▸ Problem description
Look at the entries below and reproduce them exactly.

:::

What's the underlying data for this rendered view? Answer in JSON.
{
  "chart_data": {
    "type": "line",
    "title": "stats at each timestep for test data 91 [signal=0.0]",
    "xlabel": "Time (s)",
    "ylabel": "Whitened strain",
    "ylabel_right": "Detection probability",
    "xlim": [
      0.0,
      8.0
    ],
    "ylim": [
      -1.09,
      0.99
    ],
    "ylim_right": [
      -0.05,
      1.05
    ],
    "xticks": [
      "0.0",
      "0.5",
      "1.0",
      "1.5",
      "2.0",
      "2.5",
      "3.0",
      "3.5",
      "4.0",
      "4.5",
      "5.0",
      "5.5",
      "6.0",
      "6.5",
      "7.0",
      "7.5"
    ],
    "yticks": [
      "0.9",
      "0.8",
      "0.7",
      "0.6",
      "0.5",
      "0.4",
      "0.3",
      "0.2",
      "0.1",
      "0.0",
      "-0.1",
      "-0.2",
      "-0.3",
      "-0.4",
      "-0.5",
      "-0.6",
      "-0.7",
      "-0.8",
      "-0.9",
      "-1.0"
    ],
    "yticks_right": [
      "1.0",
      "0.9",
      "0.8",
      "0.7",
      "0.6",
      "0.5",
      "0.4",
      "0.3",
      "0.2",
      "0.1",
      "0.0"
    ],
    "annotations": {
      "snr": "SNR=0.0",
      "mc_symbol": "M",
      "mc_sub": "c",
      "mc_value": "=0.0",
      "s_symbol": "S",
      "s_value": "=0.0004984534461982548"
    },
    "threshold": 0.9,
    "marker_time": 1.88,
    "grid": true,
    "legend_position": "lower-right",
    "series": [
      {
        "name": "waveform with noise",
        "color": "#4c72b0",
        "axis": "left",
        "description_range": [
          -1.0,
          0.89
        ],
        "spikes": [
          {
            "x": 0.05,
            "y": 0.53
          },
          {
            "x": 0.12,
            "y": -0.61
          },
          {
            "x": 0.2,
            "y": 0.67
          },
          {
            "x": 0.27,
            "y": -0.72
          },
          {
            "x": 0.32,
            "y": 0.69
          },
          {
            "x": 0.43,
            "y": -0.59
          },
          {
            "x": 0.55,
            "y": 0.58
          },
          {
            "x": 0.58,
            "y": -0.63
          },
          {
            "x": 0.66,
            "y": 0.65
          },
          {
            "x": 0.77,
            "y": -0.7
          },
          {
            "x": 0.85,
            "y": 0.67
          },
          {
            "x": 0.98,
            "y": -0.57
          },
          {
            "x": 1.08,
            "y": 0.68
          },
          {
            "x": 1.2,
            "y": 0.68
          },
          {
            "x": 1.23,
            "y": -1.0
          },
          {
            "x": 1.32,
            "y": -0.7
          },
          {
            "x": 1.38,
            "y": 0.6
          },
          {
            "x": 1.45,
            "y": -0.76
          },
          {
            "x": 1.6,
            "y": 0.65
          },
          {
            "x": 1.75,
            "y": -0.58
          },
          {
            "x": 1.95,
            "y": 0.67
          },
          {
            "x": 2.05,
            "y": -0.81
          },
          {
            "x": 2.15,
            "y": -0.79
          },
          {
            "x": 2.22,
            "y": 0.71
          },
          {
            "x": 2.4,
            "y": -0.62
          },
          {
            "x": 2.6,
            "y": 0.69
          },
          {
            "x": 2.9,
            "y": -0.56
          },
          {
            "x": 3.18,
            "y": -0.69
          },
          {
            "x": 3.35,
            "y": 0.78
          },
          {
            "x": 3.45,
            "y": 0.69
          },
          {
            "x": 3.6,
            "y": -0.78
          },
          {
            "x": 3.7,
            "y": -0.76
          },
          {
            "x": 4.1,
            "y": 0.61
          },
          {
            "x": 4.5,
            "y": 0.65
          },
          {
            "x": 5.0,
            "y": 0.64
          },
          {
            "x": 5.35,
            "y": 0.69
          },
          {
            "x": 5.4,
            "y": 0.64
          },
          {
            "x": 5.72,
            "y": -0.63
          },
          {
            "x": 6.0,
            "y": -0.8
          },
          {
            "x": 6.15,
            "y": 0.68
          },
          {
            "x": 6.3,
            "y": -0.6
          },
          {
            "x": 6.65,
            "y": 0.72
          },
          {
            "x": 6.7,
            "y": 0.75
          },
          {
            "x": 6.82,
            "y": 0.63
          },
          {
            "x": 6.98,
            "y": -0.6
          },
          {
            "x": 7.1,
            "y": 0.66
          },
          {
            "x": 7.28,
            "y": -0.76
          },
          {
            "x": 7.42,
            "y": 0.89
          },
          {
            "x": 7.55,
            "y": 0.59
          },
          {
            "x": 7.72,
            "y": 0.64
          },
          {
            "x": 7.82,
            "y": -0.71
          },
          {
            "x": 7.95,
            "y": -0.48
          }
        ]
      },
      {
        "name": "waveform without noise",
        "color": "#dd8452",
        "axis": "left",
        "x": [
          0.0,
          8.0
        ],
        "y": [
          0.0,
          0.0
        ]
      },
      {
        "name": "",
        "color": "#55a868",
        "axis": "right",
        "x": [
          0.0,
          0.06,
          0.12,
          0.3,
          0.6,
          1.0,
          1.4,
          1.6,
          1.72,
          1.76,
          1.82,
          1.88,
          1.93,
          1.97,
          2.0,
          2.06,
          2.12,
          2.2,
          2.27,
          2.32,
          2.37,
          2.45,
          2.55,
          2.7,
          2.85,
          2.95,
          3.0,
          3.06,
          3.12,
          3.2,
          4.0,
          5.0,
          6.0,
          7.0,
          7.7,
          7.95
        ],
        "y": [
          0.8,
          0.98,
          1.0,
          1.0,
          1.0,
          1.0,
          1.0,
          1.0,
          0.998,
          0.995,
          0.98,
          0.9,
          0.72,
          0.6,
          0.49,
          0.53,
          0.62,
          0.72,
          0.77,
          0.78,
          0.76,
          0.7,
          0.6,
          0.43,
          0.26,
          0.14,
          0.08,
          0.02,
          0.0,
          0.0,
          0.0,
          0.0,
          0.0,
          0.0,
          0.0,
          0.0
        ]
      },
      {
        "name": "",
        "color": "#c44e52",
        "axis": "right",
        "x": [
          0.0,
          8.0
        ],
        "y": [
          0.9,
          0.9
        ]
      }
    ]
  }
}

:::

▸ Output below
What's the underlying data for this rendered view? Answer in JSON.
{
  "chart_data": {
    "type": "line",
    "title": "stats at each timestep for test data 91 [signal=0.0]",
    "xlabel": "Time (s)",
    "ylabel": "Whitened strain",
    "ylabel_right": "Detection probability",
    "xlim": [
      0.0,
      8.0
    ],
    "ylim": [
      -1.09,
      0.99
    ],
    "ylim_right": [
      -0.05,
      1.05
    ],
    "xticks": [
      "0.0",
      "0.5",
      "1.0",
      "1.5",
      "2.0",
      "2.5",
      "3.0",
      "3.5",
      "4.0",
      "4.5",
      "5.0",
      "5.5",
      "6.0",
      "6.5",
      "7.0",
      "7.5"
    ],
    "yticks": [
      "0.9",
      "0.8",
      "0.7",
      "0.6",
      "0.5",
      "0.4",
      "0.3",
      "0.2",
      "0.1",
      "0.0",
      "-0.1",
      "-0.2",
      "-0.3",
      "-0.4",
      "-0.5",
      "-0.6",
      "-0.7",
      "-0.8",
      "-0.9",
      "-1.0"
    ],
    "yticks_right": [
      "1.0",
      "0.9",
      "0.8",
      "0.7",
      "0.6",
      "0.5",
      "0.4",
      "0.3",
      "0.2",
      "0.1",
      "0.0"
    ],
    "annotations": {
      "snr": "SNR=0.0",
      "mc_symbol": "M",
      "mc_sub": "c",
      "mc_value": "=0.0",
      "s_symbol": "S",
      "s_value": "=0.0004984534461982548"
    },
    "threshold": 0.9,
    "marker_time": 1.88,
    "grid": true,
    "legend_position": "lower-right",
    "series": [
      {
        "name": "waveform with noise",
        "color": "#4c72b0",
        "axis": "left",
        "description_range": [
          -1.0,
          0.89
        ],
        "spikes": [
          {
            "x": 0.05,
            "y": 0.53
          },
          {
            "x": 0.12,
            "y": -0.61
          },
          {
            "x": 0.2,
            "y": 0.67
          },
          {
            "x": 0.27,
            "y": -0.72
          },
          {
            "x": 0.32,
            "y": 0.69
          },
          {
            "x": 0.43,
            "y": -0.59
          },
          {
            "x": 0.55,
            "y": 0.58
          },
          {
            "x": 0.58,
            "y": -0.63
          },
          {
            "x": 0.66,
            "y": 0.65
          },
          {
            "x": 0.77,
            "y": -0.7
          },
          {
            "x": 0.85,
            "y": 0.67
          },
          {
            "x": 0.98,
            "y": -0.57
          },
          {
            "x": 1.08,
            "y": 0.68
          },
          {
            "x": 1.2,
            "y": 0.68
          },
          {
            "x": 1.23,
            "y": -1.0
          },
          {
            "x": 1.32,
            "y": -0.7
          },
          {
            "x": 1.38,
            "y": 0.6
          },
          {
            "x": 1.45,
            "y": -0.76
          },
          {
            "x": 1.6,
            "y": 0.65
          },
          {
            "x": 1.75,
            "y": -0.58
          },
          {
            "x": 1.95,
            "y": 0.67
          },
          {
            "x": 2.05,
            "y": -0.81
          },
          {
            "x": 2.15,
            "y": -0.79
          },
          {
            "x": 2.22,
            "y": 0.71
          },
          {
            "x": 2.4,
            "y": -0.62
          },
          {
            "x": 2.6,
            "y": 0.69
          },
          {
            "x": 2.9,
            "y": -0.56
          },
          {
            "x": 3.18,
            "y": -0.69
          },
          {
            "x": 3.35,
            "y": 0.78
          },
          {
            "x": 3.45,
            "y": 0.69
          },
          {
            "x": 3.6,
            "y": -0.78
          },
          {
            "x": 3.7,
            "y": -0.76
          },
          {
            "x": 4.1,
            "y": 0.61
          },
          {
            "x": 4.5,
            "y": 0.65
          },
          {
            "x": 5.0,
            "y": 0.64
          },
          {
            "x": 5.35,
            "y": 0.69
          },
          {
            "x": 5.4,
            "y": 0.64
          },
          {
            "x": 5.72,
            "y": -0.63
          },
          {
            "x": 6.0,
            "y": -0.8
          },
          {
            "x": 6.15,
            "y": 0.68
          },
          {
            "x": 6.3,
            "y": -0.6
          },
          {
            "x": 6.65,
            "y": 0.72
          },
          {
            "x": 6.7,
            "y": 0.75
          },
          {
            "x": 6.82,
            "y": 0.63
          },
          {
            "x": 6.98,
            "y": -0.6
          },
          {
            "x": 7.1,
            "y": 0.66
          },
          {
            "x": 7.28,
            "y": -0.76
          },
          {
            "x": 7.42,
            "y": 0.89
          },
          {
            "x": 7.55,
            "y": 0.59
          },
          {
            "x": 7.72,
            "y": 0.64
          },
          {
            "x": 7.82,
            "y": -0.71
          },
          {
            "x": 7.95,
            "y": -0.48
          }
        ]
      },
      {
        "name": "waveform without noise",
        "color": "#dd8452",
        "axis": "left",
        "x": [
          0.0,
          8.0
        ],
        "y": [
          0.0,
          0.0
        ]
      },
      {
        "name": "",
        "color": "#55a868",
        "axis": "right",
        "x": [
          0.0,
          0.06,
          0.12,
          0.3,
          0.6,
          1.0,
          1.4,
          1.6,
          1.72,
          1.76,
          1.82,
          1.88,
          1.93,
          1.97,
          2.0,
          2.06,
          2.12,
          2.2,
          2.27,
          2.32,
          2.37,
          2.45,
          2.55,
          2.7,
          2.85,
          2.95,
          3.0,
          3.06,
          3.12,
          3.2,
          4.0,
          5.0,
          6.0,
          7.0,
          7.7,
          7.95
        ],
        "y": [
          0.8,
          0.98,
          1.0,
          1.0,
          1.0,
          1.0,
          1.0,
          1.0,
          0.998,
          0.995,
          0.98,
          0.9,
          0.72,
          0.6,
          0.49,
          0.53,
          0.62,
          0.72,
          0.77,
          0.78,
          0.76,
          0.7,
          0.6,
          0.43,
          0.26,
          0.14,
          0.08,
          0.02,
          0.0,
          0.0,
          0.0,
          0.0,
          0.0,
          0.0,
          0.0,
          0.0
        ]
      },
      {
        "name": "",
        "color": "#c44e52",
        "axis": "right",
        "x": [
          0.0,
          8.0
        ],
        "y": [
          0.9,
          0.9
        ]
      }
    ]
  }
}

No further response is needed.